- Opening Delimiter -

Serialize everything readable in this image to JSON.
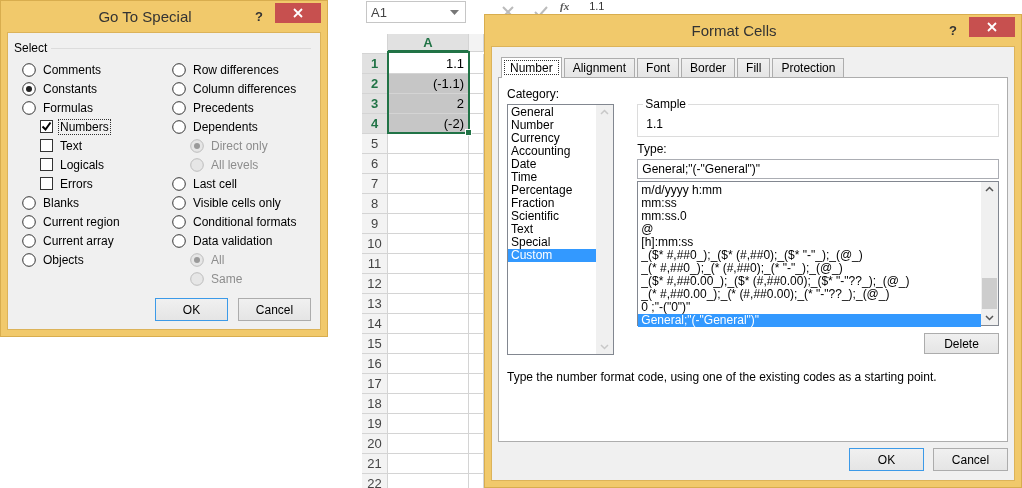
{
  "sheet": {
    "name_box": "A1",
    "function_label": "fx",
    "formula": "1.1",
    "column_header": {
      "label": "A",
      "selected": true
    },
    "rows": [
      {
        "number": "1",
        "value": "1.1",
        "selected": true
      },
      {
        "number": "2",
        "value": "(-1.1)",
        "selected": true
      },
      {
        "number": "3",
        "value": "2",
        "selected": true
      },
      {
        "number": "4",
        "value": "(-2)",
        "selected": true
      },
      {
        "number": "5",
        "selected": false
      },
      {
        "number": "6",
        "selected": false
      },
      {
        "number": "7",
        "selected": false
      },
      {
        "number": "8",
        "selected": false
      },
      {
        "number": "9",
        "selected": false
      },
      {
        "number": "10",
        "selected": false
      },
      {
        "number": "11",
        "selected": false
      },
      {
        "number": "12",
        "selected": false
      },
      {
        "number": "13",
        "selected": false
      },
      {
        "number": "14",
        "selected": false
      },
      {
        "number": "15",
        "selected": false
      },
      {
        "number": "16",
        "selected": false
      },
      {
        "number": "17",
        "selected": false
      },
      {
        "number": "18",
        "selected": false
      },
      {
        "number": "19",
        "selected": false
      },
      {
        "number": "20",
        "selected": false
      },
      {
        "number": "21",
        "selected": false
      },
      {
        "number": "22",
        "selected": false
      }
    ]
  },
  "go_to_special": {
    "title": "Go To Special",
    "help": "?",
    "group_label": "Select",
    "columns": [
      [
        {
          "kind": "radio",
          "label": "Comments",
          "selected": false,
          "disabled": false
        },
        {
          "kind": "radio",
          "label": "Constants",
          "selected": true,
          "disabled": false
        },
        {
          "kind": "radio",
          "label": "Formulas",
          "selected": false,
          "disabled": false,
          "children": [
            {
              "kind": "checkbox",
              "label": "Numbers",
              "checked": true,
              "focused": true
            },
            {
              "kind": "checkbox",
              "label": "Text",
              "checked": false,
              "focused": false
            },
            {
              "kind": "checkbox",
              "label": "Logicals",
              "checked": false,
              "focused": false
            },
            {
              "kind": "checkbox",
              "label": "Errors",
              "checked": false,
              "focused": false
            }
          ]
        },
        {
          "kind": "radio",
          "label": "Blanks",
          "selected": false,
          "disabled": false
        },
        {
          "kind": "radio",
          "label": "Current region",
          "selected": false,
          "disabled": false
        },
        {
          "kind": "radio",
          "label": "Current array",
          "selected": false,
          "disabled": false
        },
        {
          "kind": "radio",
          "label": "Objects",
          "selected": false,
          "disabled": false
        }
      ],
      [
        {
          "kind": "radio",
          "label": "Row differences",
          "selected": false,
          "disabled": false
        },
        {
          "kind": "radio",
          "label": "Column differences",
          "selected": false,
          "disabled": false
        },
        {
          "kind": "radio",
          "label": "Precedents",
          "selected": false,
          "disabled": false
        },
        {
          "kind": "radio",
          "label": "Dependents",
          "selected": false,
          "disabled": false,
          "children": [
            {
              "kind": "radio",
              "label": "Direct only",
              "selected": true,
              "disabled": true
            },
            {
              "kind": "radio",
              "label": "All levels",
              "selected": false,
              "disabled": true
            }
          ]
        },
        {
          "kind": "radio",
          "label": "Last cell",
          "selected": false,
          "disabled": false
        },
        {
          "kind": "radio",
          "label": "Visible cells only",
          "selected": false,
          "disabled": false
        },
        {
          "kind": "radio",
          "label": "Conditional formats",
          "selected": false,
          "disabled": false
        },
        {
          "kind": "radio",
          "label": "Data validation",
          "selected": false,
          "disabled": false,
          "children": [
            {
              "kind": "radio",
              "label": "All",
              "selected": true,
              "disabled": true
            },
            {
              "kind": "radio",
              "label": "Same",
              "selected": false,
              "disabled": true
            }
          ]
        }
      ]
    ],
    "buttons": [
      {
        "label": "OK",
        "default": true
      },
      {
        "label": "Cancel",
        "default": false
      }
    ]
  },
  "format_cells": {
    "title": "Format Cells",
    "help": "?",
    "tabs": [
      {
        "label": "Number",
        "selected": true
      },
      {
        "label": "Alignment",
        "selected": false
      },
      {
        "label": "Font",
        "selected": false
      },
      {
        "label": "Border",
        "selected": false
      },
      {
        "label": "Fill",
        "selected": false
      },
      {
        "label": "Protection",
        "selected": false
      }
    ],
    "category_label": "Category:",
    "categories": [
      {
        "label": "General",
        "selected": false
      },
      {
        "label": "Number",
        "selected": false
      },
      {
        "label": "Currency",
        "selected": false
      },
      {
        "label": "Accounting",
        "selected": false
      },
      {
        "label": "Date",
        "selected": false
      },
      {
        "label": "Time",
        "selected": false
      },
      {
        "label": "Percentage",
        "selected": false
      },
      {
        "label": "Fraction",
        "selected": false
      },
      {
        "label": "Scientific",
        "selected": false
      },
      {
        "label": "Text",
        "selected": false
      },
      {
        "label": "Special",
        "selected": false
      },
      {
        "label": "Custom",
        "selected": true
      }
    ],
    "sample_label": "Sample",
    "sample_value": "1.1",
    "type_label": "Type:",
    "type_value": "General;\"(-\"General\")\"",
    "formats": [
      {
        "label": "m/d/yyyy h:mm",
        "selected": false
      },
      {
        "label": "mm:ss",
        "selected": false
      },
      {
        "label": "mm:ss.0",
        "selected": false
      },
      {
        "label": "@",
        "selected": false
      },
      {
        "label": "[h]:mm:ss",
        "selected": false
      },
      {
        "label": "_($* #,##0_);_($* (#,##0);_($* \"-\"_);_(@_)",
        "selected": false
      },
      {
        "label": "_(* #,##0_);_(* (#,##0);_(* \"-\"_);_(@_)",
        "selected": false
      },
      {
        "label": "_($* #,##0.00_);_($* (#,##0.00);_($* \"-\"??_);_(@_)",
        "selected": false
      },
      {
        "label": "_(* #,##0.00_);_(* (#,##0.00);_(* \"-\"??_);_(@_)",
        "selected": false
      },
      {
        "label": "0 ;\"-(\"0\")\"",
        "selected": false
      },
      {
        "label": "General;\"(-\"General\")\"",
        "selected": true
      }
    ],
    "delete_button": "Delete",
    "hint": "Type the number format code, using one of the existing codes as a starting point.",
    "buttons": [
      {
        "label": "OK",
        "default": true
      },
      {
        "label": "Cancel",
        "default": false
      }
    ]
  }
}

- Closing Delimiter -

» **WHAT THE TASK REQUIRES**:
Copy out nothing but text: transcribe the listing exactly and skip each picture.

» **WRITTEN SOLUTION**:
Serialize everything readable in this image to JSON.
{
  "sheet": {
    "name_box": "A1",
    "function_label": "fx",
    "formula": "1.1",
    "column_header": {
      "label": "A",
      "selected": true
    },
    "rows": [
      {
        "number": "1",
        "value": "1.1",
        "selected": true
      },
      {
        "number": "2",
        "value": "(-1.1)",
        "selected": true
      },
      {
        "number": "3",
        "value": "2",
        "selected": true
      },
      {
        "number": "4",
        "value": "(-2)",
        "selected": true
      },
      {
        "number": "5",
        "selected": false
      },
      {
        "number": "6",
        "selected": false
      },
      {
        "number": "7",
        "selected": false
      },
      {
        "number": "8",
        "selected": false
      },
      {
        "number": "9",
        "selected": false
      },
      {
        "number": "10",
        "selected": false
      },
      {
        "number": "11",
        "selected": false
      },
      {
        "number": "12",
        "selected": false
      },
      {
        "number": "13",
        "selected": false
      },
      {
        "number": "14",
        "selected": false
      },
      {
        "number": "15",
        "selected": false
      },
      {
        "number": "16",
        "selected": false
      },
      {
        "number": "17",
        "selected": false
      },
      {
        "number": "18",
        "selected": false
      },
      {
        "number": "19",
        "selected": false
      },
      {
        "number": "20",
        "selected": false
      },
      {
        "number": "21",
        "selected": false
      },
      {
        "number": "22",
        "selected": false
      }
    ]
  },
  "go_to_special": {
    "title": "Go To Special",
    "help": "?",
    "group_label": "Select",
    "columns": [
      [
        {
          "kind": "radio",
          "label": "Comments",
          "selected": false,
          "disabled": false
        },
        {
          "kind": "radio",
          "label": "Constants",
          "selected": true,
          "disabled": false
        },
        {
          "kind": "radio",
          "label": "Formulas",
          "selected": false,
          "disabled": false,
          "children": [
            {
              "kind": "checkbox",
              "label": "Numbers",
              "checked": true,
              "focused": true
            },
            {
              "kind": "checkbox",
              "label": "Text",
              "checked": false,
              "focused": false
            },
            {
              "kind": "checkbox",
              "label": "Logicals",
              "checked": false,
              "focused": false
            },
            {
              "kind": "checkbox",
              "label": "Errors",
              "checked": false,
              "focused": false
            }
          ]
        },
        {
          "kind": "radio",
          "label": "Blanks",
          "selected": false,
          "disabled": false
        },
        {
          "kind": "radio",
          "label": "Current region",
          "selected": false,
          "disabled": false
        },
        {
          "kind": "radio",
          "label": "Current array",
          "selected": false,
          "disabled": false
        },
        {
          "kind": "radio",
          "label": "Objects",
          "selected": false,
          "disabled": false
        }
      ],
      [
        {
          "kind": "radio",
          "label": "Row differences",
          "selected": false,
          "disabled": false
        },
        {
          "kind": "radio",
          "label": "Column differences",
          "selected": false,
          "disabled": false
        },
        {
          "kind": "radio",
          "label": "Precedents",
          "selected": false,
          "disabled": false
        },
        {
          "kind": "radio",
          "label": "Dependents",
          "selected": false,
          "disabled": false,
          "children": [
            {
              "kind": "radio",
              "label": "Direct only",
              "selected": true,
              "disabled": true
            },
            {
              "kind": "radio",
              "label": "All levels",
              "selected": false,
              "disabled": true
            }
          ]
        },
        {
          "kind": "radio",
          "label": "Last cell",
          "selected": false,
          "disabled": false
        },
        {
          "kind": "radio",
          "label": "Visible cells only",
          "selected": false,
          "disabled": false
        },
        {
          "kind": "radio",
          "label": "Conditional formats",
          "selected": false,
          "disabled": false
        },
        {
          "kind": "radio",
          "label": "Data validation",
          "selected": false,
          "disabled": false,
          "children": [
            {
              "kind": "radio",
              "label": "All",
              "selected": true,
              "disabled": true
            },
            {
              "kind": "radio",
              "label": "Same",
              "selected": false,
              "disabled": true
            }
          ]
        }
      ]
    ],
    "buttons": [
      {
        "label": "OK",
        "default": true
      },
      {
        "label": "Cancel",
        "default": false
      }
    ]
  },
  "format_cells": {
    "title": "Format Cells",
    "help": "?",
    "tabs": [
      {
        "label": "Number",
        "selected": true
      },
      {
        "label": "Alignment",
        "selected": false
      },
      {
        "label": "Font",
        "selected": false
      },
      {
        "label": "Border",
        "selected": false
      },
      {
        "label": "Fill",
        "selected": false
      },
      {
        "label": "Protection",
        "selected": false
      }
    ],
    "category_label": "Category:",
    "categories": [
      {
        "label": "General",
        "selected": false
      },
      {
        "label": "Number",
        "selected": false
      },
      {
        "label": "Currency",
        "selected": false
      },
      {
        "label": "Accounting",
        "selected": false
      },
      {
        "label": "Date",
        "selected": false
      },
      {
        "label": "Time",
        "selected": false
      },
      {
        "label": "Percentage",
        "selected": false
      },
      {
        "label": "Fraction",
        "selected": false
      },
      {
        "label": "Scientific",
        "selected": false
      },
      {
        "label": "Text",
        "selected": false
      },
      {
        "label": "Special",
        "selected": false
      },
      {
        "label": "Custom",
        "selected": true
      }
    ],
    "sample_label": "Sample",
    "sample_value": "1.1",
    "type_label": "Type:",
    "type_value": "General;\"(-\"General\")\"",
    "formats": [
      {
        "label": "m/d/yyyy h:mm",
        "selected": false
      },
      {
        "label": "mm:ss",
        "selected": false
      },
      {
        "label": "mm:ss.0",
        "selected": false
      },
      {
        "label": "@",
        "selected": false
      },
      {
        "label": "[h]:mm:ss",
        "selected": false
      },
      {
        "label": "_($* #,##0_);_($* (#,##0);_($* \"-\"_);_(@_)",
        "selected": false
      },
      {
        "label": "_(* #,##0_);_(* (#,##0);_(* \"-\"_);_(@_)",
        "selected": false
      },
      {
        "label": "_($* #,##0.00_);_($* (#,##0.00);_($* \"-\"??_);_(@_)",
        "selected": false
      },
      {
        "label": "_(* #,##0.00_);_(* (#,##0.00);_(* \"-\"??_);_(@_)",
        "selected": false
      },
      {
        "label": "0 ;\"-(\"0\")\"",
        "selected": false
      },
      {
        "label": "General;\"(-\"General\")\"",
        "selected": true
      }
    ],
    "delete_button": "Delete",
    "hint": "Type the number format code, using one of the existing codes as a starting point.",
    "buttons": [
      {
        "label": "OK",
        "default": true
      },
      {
        "label": "Cancel",
        "default": false
      }
    ]
  }
}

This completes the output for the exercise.